WHAT THE TASK ASKS: Review the listing and copy each line that holds the word "intellectu".

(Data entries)
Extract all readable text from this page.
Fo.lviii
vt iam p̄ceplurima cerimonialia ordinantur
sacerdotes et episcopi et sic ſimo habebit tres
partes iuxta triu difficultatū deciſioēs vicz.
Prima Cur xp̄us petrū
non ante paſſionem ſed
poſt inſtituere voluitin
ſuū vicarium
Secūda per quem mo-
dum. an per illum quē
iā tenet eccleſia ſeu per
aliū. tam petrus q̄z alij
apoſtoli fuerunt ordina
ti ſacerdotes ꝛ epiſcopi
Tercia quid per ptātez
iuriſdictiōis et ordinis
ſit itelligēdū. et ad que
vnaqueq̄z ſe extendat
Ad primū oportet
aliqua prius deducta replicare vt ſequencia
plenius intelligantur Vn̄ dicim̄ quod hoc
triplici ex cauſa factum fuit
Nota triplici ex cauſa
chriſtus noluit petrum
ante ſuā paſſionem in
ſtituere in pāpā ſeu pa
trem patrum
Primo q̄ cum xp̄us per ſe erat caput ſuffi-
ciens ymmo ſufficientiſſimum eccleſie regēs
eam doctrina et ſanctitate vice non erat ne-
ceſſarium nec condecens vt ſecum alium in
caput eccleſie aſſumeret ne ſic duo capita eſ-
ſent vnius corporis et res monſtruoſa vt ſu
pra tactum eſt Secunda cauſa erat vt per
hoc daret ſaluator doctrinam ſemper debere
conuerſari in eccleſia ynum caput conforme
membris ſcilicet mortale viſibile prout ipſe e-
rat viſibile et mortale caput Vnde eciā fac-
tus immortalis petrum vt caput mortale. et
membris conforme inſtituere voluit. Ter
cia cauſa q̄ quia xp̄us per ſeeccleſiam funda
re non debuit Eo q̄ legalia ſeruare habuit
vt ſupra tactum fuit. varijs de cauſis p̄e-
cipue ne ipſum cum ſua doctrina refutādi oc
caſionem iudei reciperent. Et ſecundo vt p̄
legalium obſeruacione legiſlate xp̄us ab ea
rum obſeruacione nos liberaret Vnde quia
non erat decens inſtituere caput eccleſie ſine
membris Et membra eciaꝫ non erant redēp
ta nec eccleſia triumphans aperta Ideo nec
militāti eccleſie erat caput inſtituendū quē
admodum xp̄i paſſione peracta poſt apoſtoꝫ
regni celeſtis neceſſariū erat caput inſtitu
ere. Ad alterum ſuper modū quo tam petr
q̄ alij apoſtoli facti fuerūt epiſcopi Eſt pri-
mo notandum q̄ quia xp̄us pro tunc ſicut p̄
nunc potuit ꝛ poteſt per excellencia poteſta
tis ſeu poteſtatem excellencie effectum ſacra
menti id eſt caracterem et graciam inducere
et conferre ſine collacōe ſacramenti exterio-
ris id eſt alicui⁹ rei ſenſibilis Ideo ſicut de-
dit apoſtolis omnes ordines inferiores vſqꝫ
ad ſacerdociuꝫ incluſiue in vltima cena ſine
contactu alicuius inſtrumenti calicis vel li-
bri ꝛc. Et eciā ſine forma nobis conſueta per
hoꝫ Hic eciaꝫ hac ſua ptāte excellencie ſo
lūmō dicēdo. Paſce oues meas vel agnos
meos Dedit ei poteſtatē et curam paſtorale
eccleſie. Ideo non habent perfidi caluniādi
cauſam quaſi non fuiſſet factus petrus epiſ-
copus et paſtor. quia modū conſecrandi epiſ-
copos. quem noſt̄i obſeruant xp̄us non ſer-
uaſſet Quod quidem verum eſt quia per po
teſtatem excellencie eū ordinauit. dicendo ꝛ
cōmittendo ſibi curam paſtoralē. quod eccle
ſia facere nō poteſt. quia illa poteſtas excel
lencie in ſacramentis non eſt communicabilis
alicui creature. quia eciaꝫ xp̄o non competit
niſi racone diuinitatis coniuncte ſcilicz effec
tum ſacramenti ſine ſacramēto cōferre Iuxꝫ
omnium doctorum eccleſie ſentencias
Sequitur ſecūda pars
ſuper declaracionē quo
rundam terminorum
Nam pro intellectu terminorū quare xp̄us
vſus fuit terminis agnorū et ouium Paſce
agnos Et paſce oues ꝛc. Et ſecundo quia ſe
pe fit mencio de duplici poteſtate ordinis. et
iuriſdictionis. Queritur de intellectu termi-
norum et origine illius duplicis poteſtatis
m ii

TASK OUTPUT:
Nam pro intellectu terminorū quare xp̄us
iuriſdictionis. Queritur de intellectu termi-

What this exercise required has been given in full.